Set problem:
Print out every record exactly as it appears.

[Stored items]

########################################

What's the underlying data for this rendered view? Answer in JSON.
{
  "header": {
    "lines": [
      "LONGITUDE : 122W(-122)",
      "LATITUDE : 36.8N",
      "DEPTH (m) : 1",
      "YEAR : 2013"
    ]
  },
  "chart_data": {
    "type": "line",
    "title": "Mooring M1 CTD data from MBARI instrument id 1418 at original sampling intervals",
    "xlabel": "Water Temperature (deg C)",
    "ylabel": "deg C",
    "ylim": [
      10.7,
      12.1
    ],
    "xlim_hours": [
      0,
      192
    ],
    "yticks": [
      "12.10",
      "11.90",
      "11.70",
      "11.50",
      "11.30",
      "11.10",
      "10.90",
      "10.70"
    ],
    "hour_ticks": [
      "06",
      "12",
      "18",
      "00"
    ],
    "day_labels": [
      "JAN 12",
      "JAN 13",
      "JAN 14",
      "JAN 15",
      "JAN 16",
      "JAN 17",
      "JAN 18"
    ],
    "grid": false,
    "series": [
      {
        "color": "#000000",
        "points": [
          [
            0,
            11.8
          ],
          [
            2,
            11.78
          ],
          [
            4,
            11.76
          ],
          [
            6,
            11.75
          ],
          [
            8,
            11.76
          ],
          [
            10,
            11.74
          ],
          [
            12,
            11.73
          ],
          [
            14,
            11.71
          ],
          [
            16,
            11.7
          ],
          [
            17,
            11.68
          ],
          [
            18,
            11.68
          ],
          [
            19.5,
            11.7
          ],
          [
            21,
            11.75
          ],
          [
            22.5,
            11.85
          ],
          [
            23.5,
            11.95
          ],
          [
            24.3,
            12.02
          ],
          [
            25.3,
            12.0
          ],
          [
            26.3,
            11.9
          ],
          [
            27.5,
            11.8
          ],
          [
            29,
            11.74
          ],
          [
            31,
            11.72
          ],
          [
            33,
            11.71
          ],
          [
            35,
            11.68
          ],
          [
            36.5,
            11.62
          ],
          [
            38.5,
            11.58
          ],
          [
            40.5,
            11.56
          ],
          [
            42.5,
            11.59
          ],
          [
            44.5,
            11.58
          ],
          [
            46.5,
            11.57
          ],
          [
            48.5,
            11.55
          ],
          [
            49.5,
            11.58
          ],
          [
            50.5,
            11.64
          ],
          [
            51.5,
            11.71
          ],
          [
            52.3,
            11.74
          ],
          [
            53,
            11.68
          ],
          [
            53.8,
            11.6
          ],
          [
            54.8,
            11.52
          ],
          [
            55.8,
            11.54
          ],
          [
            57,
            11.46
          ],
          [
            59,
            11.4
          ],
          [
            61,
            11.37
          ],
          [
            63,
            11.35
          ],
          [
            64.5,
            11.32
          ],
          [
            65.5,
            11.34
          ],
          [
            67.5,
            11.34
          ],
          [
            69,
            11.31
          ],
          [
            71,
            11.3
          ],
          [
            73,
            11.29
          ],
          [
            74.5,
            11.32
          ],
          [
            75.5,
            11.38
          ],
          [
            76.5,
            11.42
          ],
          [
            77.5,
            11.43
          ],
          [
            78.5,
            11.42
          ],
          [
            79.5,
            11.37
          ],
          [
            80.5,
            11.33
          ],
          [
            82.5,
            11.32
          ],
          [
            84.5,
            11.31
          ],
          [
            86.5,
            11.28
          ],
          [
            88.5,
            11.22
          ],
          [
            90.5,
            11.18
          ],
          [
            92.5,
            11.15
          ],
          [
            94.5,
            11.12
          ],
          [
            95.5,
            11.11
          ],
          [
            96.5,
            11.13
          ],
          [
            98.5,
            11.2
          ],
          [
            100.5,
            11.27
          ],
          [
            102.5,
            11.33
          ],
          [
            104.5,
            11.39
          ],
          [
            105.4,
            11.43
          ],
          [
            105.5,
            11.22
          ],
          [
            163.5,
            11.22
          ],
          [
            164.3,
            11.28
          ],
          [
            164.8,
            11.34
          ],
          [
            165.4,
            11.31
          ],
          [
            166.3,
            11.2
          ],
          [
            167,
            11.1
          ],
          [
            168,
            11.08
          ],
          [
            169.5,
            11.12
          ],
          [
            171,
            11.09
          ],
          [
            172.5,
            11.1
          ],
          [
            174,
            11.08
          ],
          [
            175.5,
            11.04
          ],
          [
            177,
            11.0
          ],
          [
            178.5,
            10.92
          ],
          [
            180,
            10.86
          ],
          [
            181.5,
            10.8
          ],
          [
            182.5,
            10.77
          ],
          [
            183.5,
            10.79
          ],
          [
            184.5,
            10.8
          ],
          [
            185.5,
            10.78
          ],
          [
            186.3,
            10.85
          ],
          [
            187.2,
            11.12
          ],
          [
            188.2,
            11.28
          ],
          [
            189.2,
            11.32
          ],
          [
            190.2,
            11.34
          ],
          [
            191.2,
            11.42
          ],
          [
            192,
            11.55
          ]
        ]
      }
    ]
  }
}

########################################

The response:
What's the underlying data for this rendered view? Answer in JSON.
{
  "header": {
    "lines": [
      "LONGITUDE : 122W(-122)",
      "LATITUDE : 36.8N",
      "DEPTH (m) : 1",
      "YEAR : 2013"
    ]
  },
  "chart_data": {
    "type": "line",
    "title": "Mooring M1 CTD data from MBARI instrument id 1418 at original sampling intervals",
    "xlabel": "Water Temperature (deg C)",
    "ylabel": "deg C",
    "ylim": [
      10.7,
      12.1
    ],
    "xlim_hours": [
      0,
      192
    ],
    "yticks": [
      "12.10",
      "11.90",
      "11.70",
      "11.50",
      "11.30",
      "11.10",
      "10.90",
      "10.70"
    ],
    "hour_ticks": [
      "06",
      "12",
      "18",
      "00"
    ],
    "day_labels": [
      "JAN 12",
      "JAN 13",
      "JAN 14",
      "JAN 15",
      "JAN 16",
      "JAN 17",
      "JAN 18"
    ],
    "grid": false,
    "series": [
      {
        "color": "#000000",
        "points": [
          [
            0,
            11.8
          ],
          [
            2,
            11.78
          ],
          [
            4,
            11.76
          ],
          [
            6,
            11.75
          ],
          [
            8,
            11.76
          ],
          [
            10,
            11.74
          ],
          [
            12,
            11.73
          ],
          [
            14,
            11.71
          ],
          [
            16,
            11.7
          ],
          [
            17,
            11.68
          ],
          [
            18,
            11.68
          ],
          [
            19.5,
            11.7
          ],
          [
            21,
            11.75
          ],
          [
            22.5,
            11.85
          ],
          [
            23.5,
            11.95
          ],
          [
            24.3,
            12.02
          ],
          [
            25.3,
            12.0
          ],
          [
            26.3,
            11.9
          ],
          [
            27.5,
            11.8
          ],
          [
            29,
            11.74
          ],
          [
            31,
            11.72
          ],
          [
            33,
            11.71
          ],
          [
            35,
            11.68
          ],
          [
            36.5,
            11.62
          ],
          [
            38.5,
            11.58
          ],
          [
            40.5,
            11.56
          ],
          [
            42.5,
            11.59
          ],
          [
            44.5,
            11.58
          ],
          [
            46.5,
            11.57
          ],
          [
            48.5,
            11.55
          ],
          [
            49.5,
            11.58
          ],
          [
            50.5,
            11.64
          ],
          [
            51.5,
            11.71
          ],
          [
            52.3,
            11.74
          ],
          [
            53,
            11.68
          ],
          [
            53.8,
            11.6
          ],
          [
            54.8,
            11.52
          ],
          [
            55.8,
            11.54
          ],
          [
            57,
            11.46
          ],
          [
            59,
            11.4
          ],
          [
            61,
            11.37
          ],
          [
            63,
            11.35
          ],
          [
            64.5,
            11.32
          ],
          [
            65.5,
            11.34
          ],
          [
            67.5,
            11.34
          ],
          [
            69,
            11.31
          ],
          [
            71,
            11.3
          ],
          [
            73,
            11.29
          ],
          [
            74.5,
            11.32
          ],
          [
            75.5,
            11.38
          ],
          [
            76.5,
            11.42
          ],
          [
            77.5,
            11.43
          ],
          [
            78.5,
            11.42
          ],
          [
            79.5,
            11.37
          ],
          [
            80.5,
            11.33
          ],
          [
            82.5,
            11.32
          ],
          [
            84.5,
            11.31
          ],
          [
            86.5,
            11.28
          ],
          [
            88.5,
            11.22
          ],
          [
            90.5,
            11.18
          ],
          [
            92.5,
            11.15
          ],
          [
            94.5,
            11.12
          ],
          [
            95.5,
            11.11
          ],
          [
            96.5,
            11.13
          ],
          [
            98.5,
            11.2
          ],
          [
            100.5,
            11.27
          ],
          [
            102.5,
            11.33
          ],
          [
            104.5,
            11.39
          ],
          [
            105.4,
            11.43
          ],
          [
            105.5,
            11.22
          ],
          [
            163.5,
            11.22
          ],
          [
            164.3,
            11.28
          ],
          [
            164.8,
            11.34
          ],
          [
            165.4,
            11.31
          ],
          [
            166.3,
            11.2
          ],
          [
            167,
            11.1
          ],
          [
            168,
            11.08
          ],
          [
            169.5,
            11.12
          ],
          [
            171,
            11.09
          ],
          [
            172.5,
            11.1
          ],
          [
            174,
            11.08
          ],
          [
            175.5,
            11.04
          ],
          [
            177,
            11.0
          ],
          [
            178.5,
            10.92
          ],
          [
            180,
            10.86
          ],
          [
            181.5,
            10.8
          ],
          [
            182.5,
            10.77
          ],
          [
            183.5,
            10.79
          ],
          [
            184.5,
            10.8
          ],
          [
            185.5,
            10.78
          ],
          [
            186.3,
            10.85
          ],
          [
            187.2,
            11.12
          ],
          [
            188.2,
            11.28
          ],
          [
            189.2,
            11.32
          ],
          [
            190.2,
            11.34
          ],
          [
            191.2,
            11.42
          ],
          [
            192,
            11.55
          ]
        ]
      }
    ]
  }
}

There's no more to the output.